● **Task to complete**
Give the number of lines in the listing that hold the word "from". Write nothing but that number.
---+---
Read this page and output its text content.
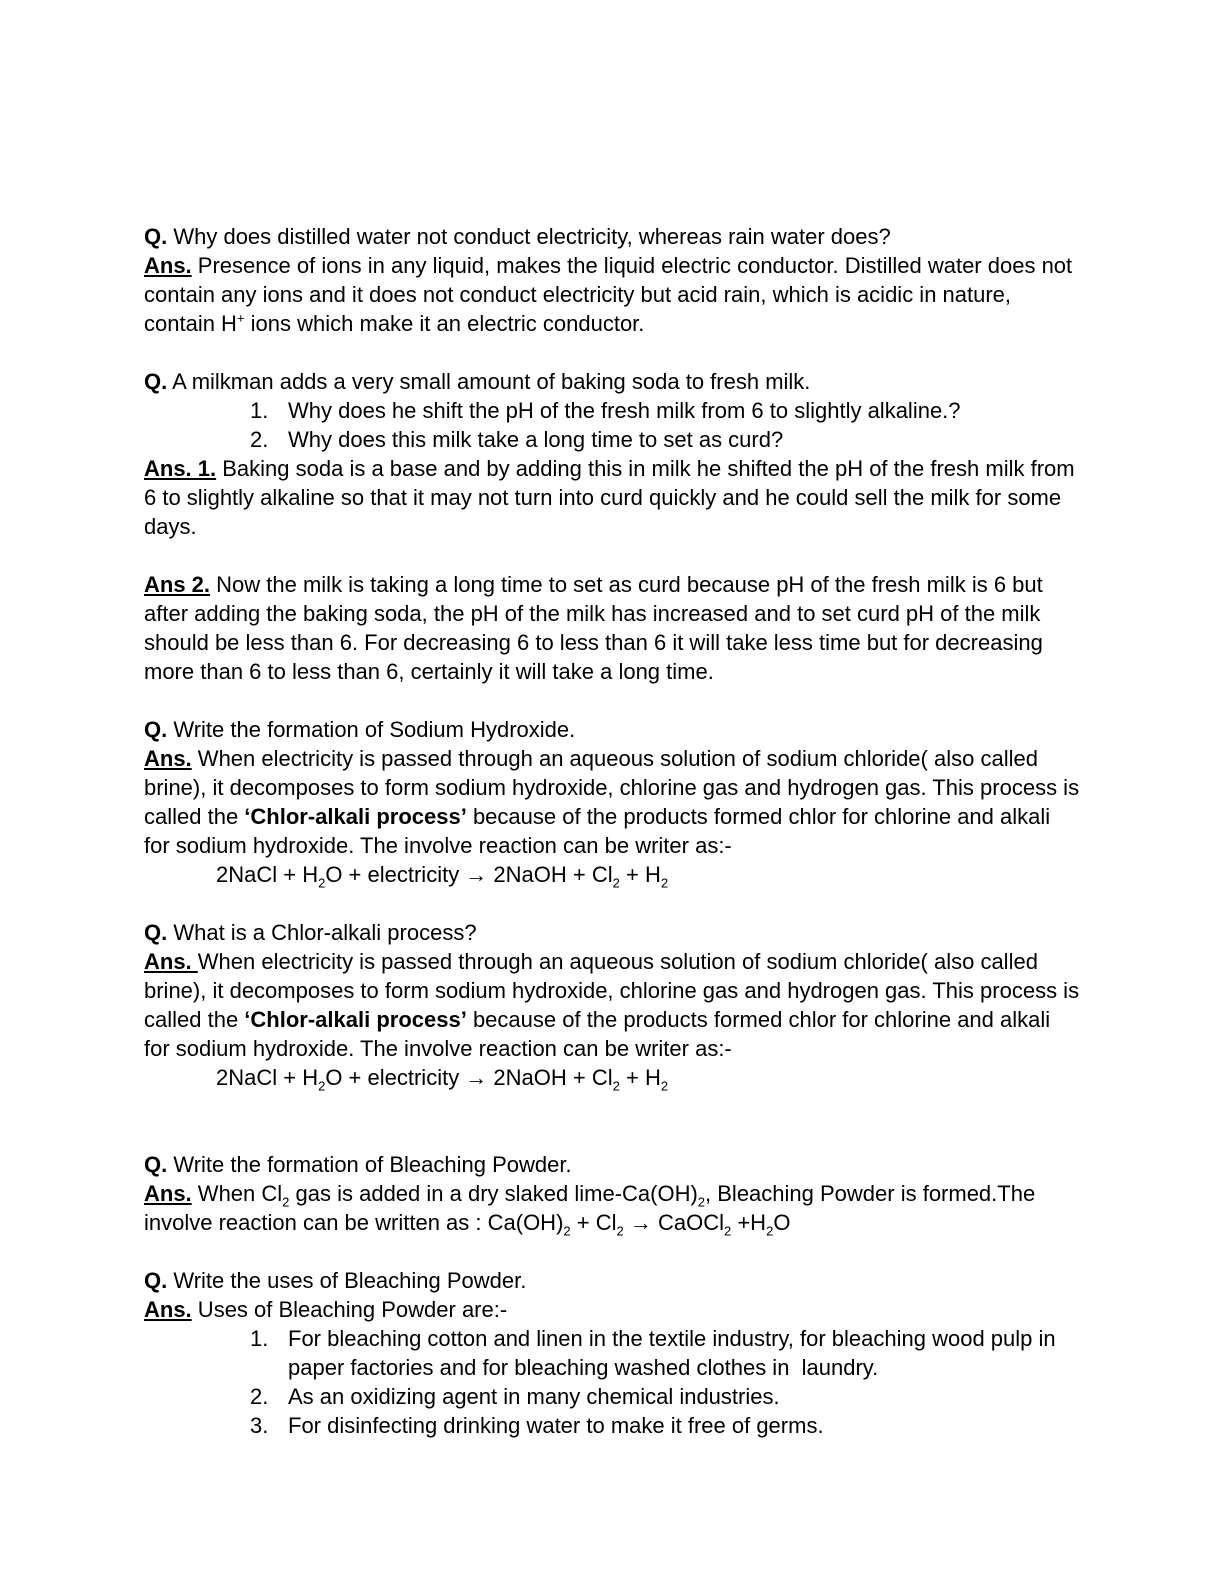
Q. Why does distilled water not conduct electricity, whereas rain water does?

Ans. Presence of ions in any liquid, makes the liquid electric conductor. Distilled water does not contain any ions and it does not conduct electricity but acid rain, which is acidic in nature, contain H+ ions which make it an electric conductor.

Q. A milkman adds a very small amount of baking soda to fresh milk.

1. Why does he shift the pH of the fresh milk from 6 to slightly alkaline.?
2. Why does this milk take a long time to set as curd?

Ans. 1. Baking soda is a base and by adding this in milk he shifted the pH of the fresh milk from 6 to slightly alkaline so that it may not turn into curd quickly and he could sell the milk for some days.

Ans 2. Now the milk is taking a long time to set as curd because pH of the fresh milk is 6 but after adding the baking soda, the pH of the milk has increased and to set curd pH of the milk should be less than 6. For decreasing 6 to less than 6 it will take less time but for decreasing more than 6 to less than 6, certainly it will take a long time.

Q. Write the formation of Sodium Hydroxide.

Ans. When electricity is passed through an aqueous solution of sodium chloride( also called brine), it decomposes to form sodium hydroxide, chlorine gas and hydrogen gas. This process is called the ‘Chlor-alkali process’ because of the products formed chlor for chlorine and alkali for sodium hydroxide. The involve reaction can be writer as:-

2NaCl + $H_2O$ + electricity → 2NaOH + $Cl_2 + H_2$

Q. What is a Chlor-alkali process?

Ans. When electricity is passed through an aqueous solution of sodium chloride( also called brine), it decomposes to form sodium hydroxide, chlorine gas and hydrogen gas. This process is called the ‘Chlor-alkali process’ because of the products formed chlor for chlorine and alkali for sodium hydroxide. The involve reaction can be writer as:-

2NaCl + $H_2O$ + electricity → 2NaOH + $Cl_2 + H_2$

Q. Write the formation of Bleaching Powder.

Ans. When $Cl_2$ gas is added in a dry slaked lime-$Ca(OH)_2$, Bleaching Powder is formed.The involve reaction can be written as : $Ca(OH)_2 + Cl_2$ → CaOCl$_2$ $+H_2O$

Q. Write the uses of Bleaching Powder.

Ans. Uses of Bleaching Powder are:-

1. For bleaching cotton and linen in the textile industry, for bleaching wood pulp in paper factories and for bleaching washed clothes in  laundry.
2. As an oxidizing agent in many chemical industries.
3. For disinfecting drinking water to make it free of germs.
---+---
● **Problem solution**
2